Do this -
Reproduce the records below exactly, leaving out any pictures.

— start of The records —

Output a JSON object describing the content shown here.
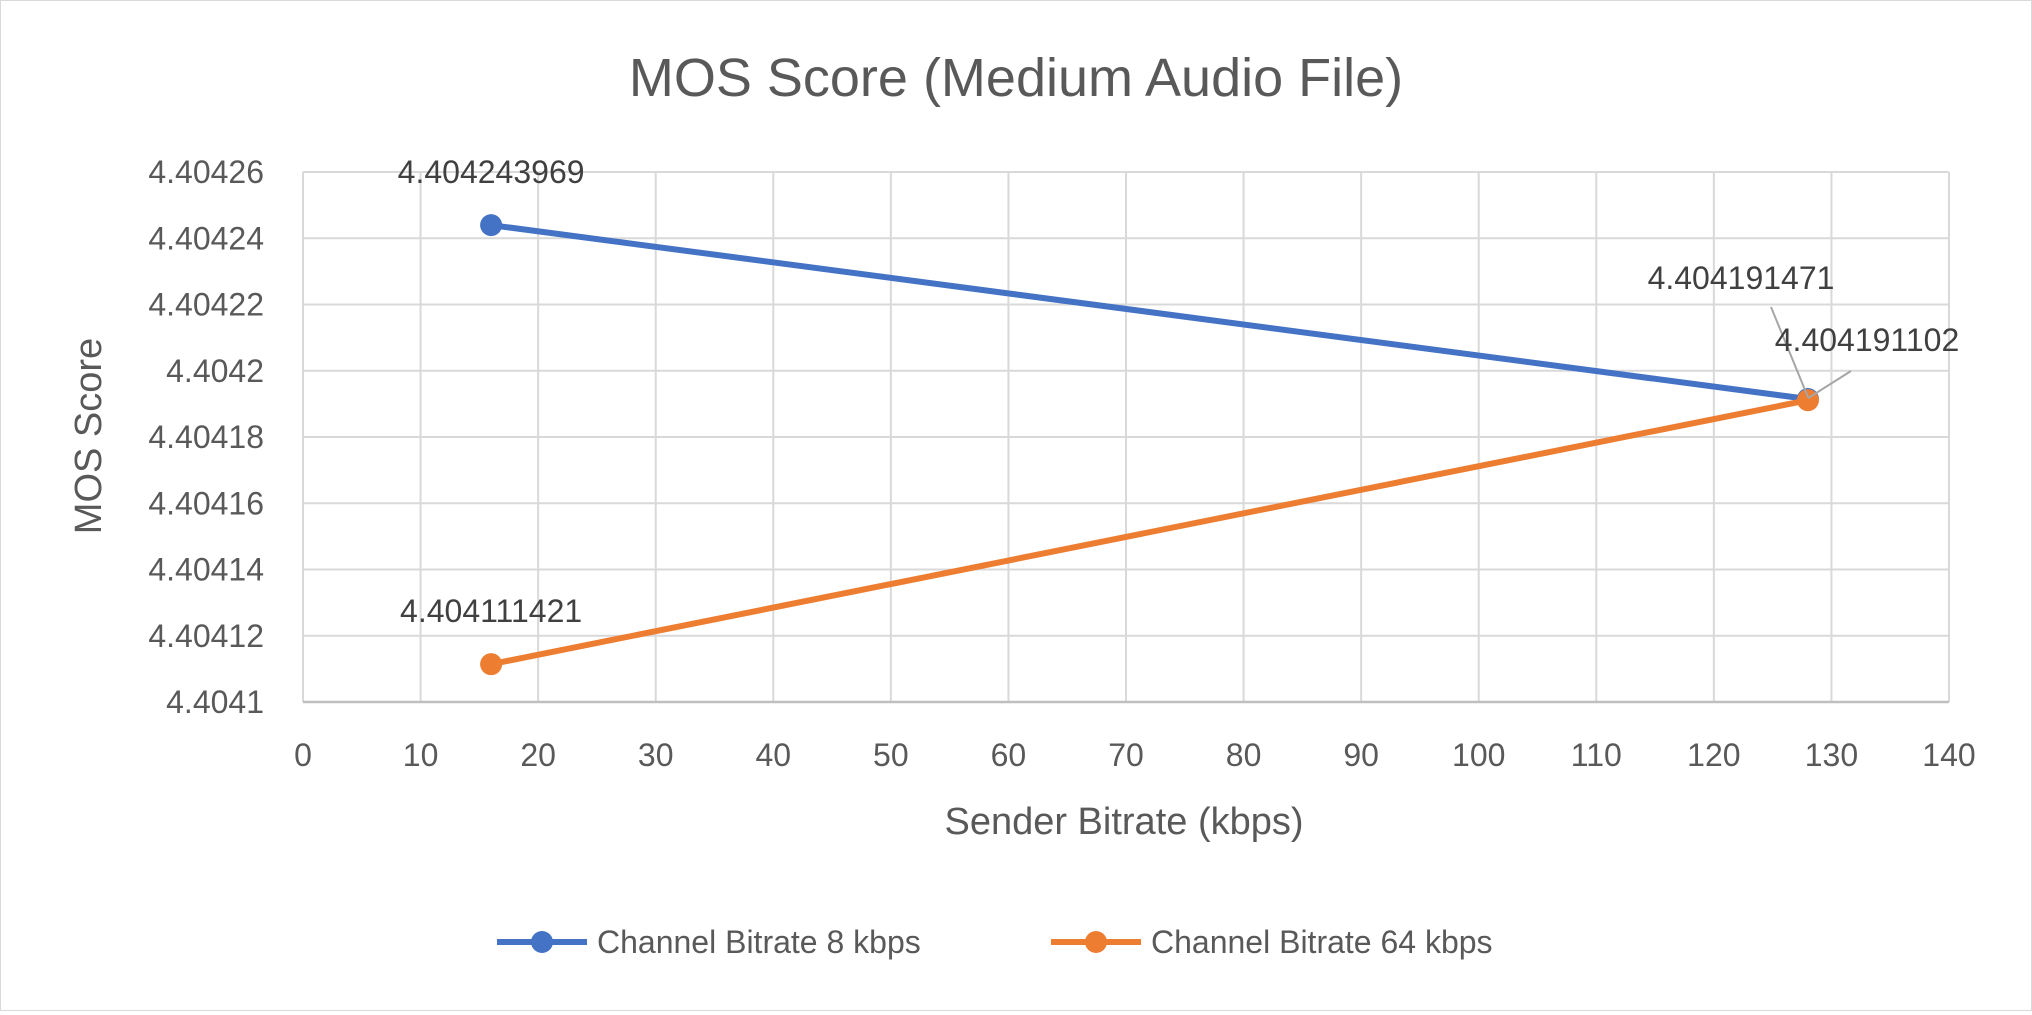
{
  "chart_data": {
    "type": "scatter",
    "title": "MOS Score (Medium Audio File)",
    "xlabel": "Sender Bitrate (kbps)",
    "ylabel": "MOS Score",
    "xlim": [
      0,
      140
    ],
    "ylim": [
      4.4041,
      4.40426
    ],
    "xticks": [
      0,
      10,
      20,
      30,
      40,
      50,
      60,
      70,
      80,
      90,
      100,
      110,
      120,
      130,
      140
    ],
    "xtick_labels": [
      "0",
      "10",
      "20",
      "30",
      "40",
      "50",
      "60",
      "70",
      "80",
      "90",
      "100",
      "110",
      "120",
      "130",
      "140"
    ],
    "yticks": [
      4.4041,
      4.40412,
      4.40414,
      4.40416,
      4.40418,
      4.4042,
      4.40422,
      4.40424,
      4.40426
    ],
    "ytick_labels": [
      "4.4041",
      "4.40412",
      "4.40414",
      "4.40416",
      "4.40418",
      "4.4042",
      "4.40422",
      "4.40424",
      "4.40426"
    ],
    "grid": true,
    "legend_position": "bottom",
    "series": [
      {
        "name": "Channel Bitrate 8 kbps",
        "color": "#4472c4",
        "x": [
          16,
          128
        ],
        "y": [
          4.404243969,
          4.404191471
        ],
        "labels": [
          "4.404243969",
          "4.404191471"
        ]
      },
      {
        "name": "Channel Bitrate 64 kbps",
        "color": "#ed7d31",
        "x": [
          16,
          128
        ],
        "y": [
          4.404111421,
          4.404191102
        ],
        "labels": [
          "4.404111421",
          "4.404191102"
        ]
      }
    ]
  }
}
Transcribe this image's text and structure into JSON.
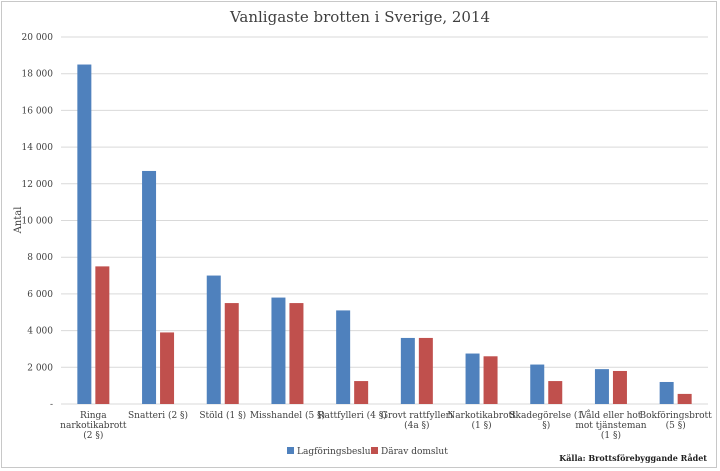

— end of The records —

Full answer -
Output a JSON object describing the content shown here.
{
  "chart_data": {
    "type": "scatter",
    "title": "MOS Score (Medium Audio File)",
    "xlabel": "Sender Bitrate (kbps)",
    "ylabel": "MOS Score",
    "xlim": [
      0,
      140
    ],
    "ylim": [
      4.4041,
      4.40426
    ],
    "xticks": [
      0,
      10,
      20,
      30,
      40,
      50,
      60,
      70,
      80,
      90,
      100,
      110,
      120,
      130,
      140
    ],
    "xtick_labels": [
      "0",
      "10",
      "20",
      "30",
      "40",
      "50",
      "60",
      "70",
      "80",
      "90",
      "100",
      "110",
      "120",
      "130",
      "140"
    ],
    "yticks": [
      4.4041,
      4.40412,
      4.40414,
      4.40416,
      4.40418,
      4.4042,
      4.40422,
      4.40424,
      4.40426
    ],
    "ytick_labels": [
      "4.4041",
      "4.40412",
      "4.40414",
      "4.40416",
      "4.40418",
      "4.4042",
      "4.40422",
      "4.40424",
      "4.40426"
    ],
    "grid": true,
    "legend_position": "bottom",
    "series": [
      {
        "name": "Channel Bitrate 8 kbps",
        "color": "#4472c4",
        "x": [
          16,
          128
        ],
        "y": [
          4.404243969,
          4.404191471
        ],
        "labels": [
          "4.404243969",
          "4.404191471"
        ]
      },
      {
        "name": "Channel Bitrate 64 kbps",
        "color": "#ed7d31",
        "x": [
          16,
          128
        ],
        "y": [
          4.404111421,
          4.404191102
        ],
        "labels": [
          "4.404111421",
          "4.404191102"
        ]
      }
    ]
  }
}
Transcribe this image's text and structure into JSON.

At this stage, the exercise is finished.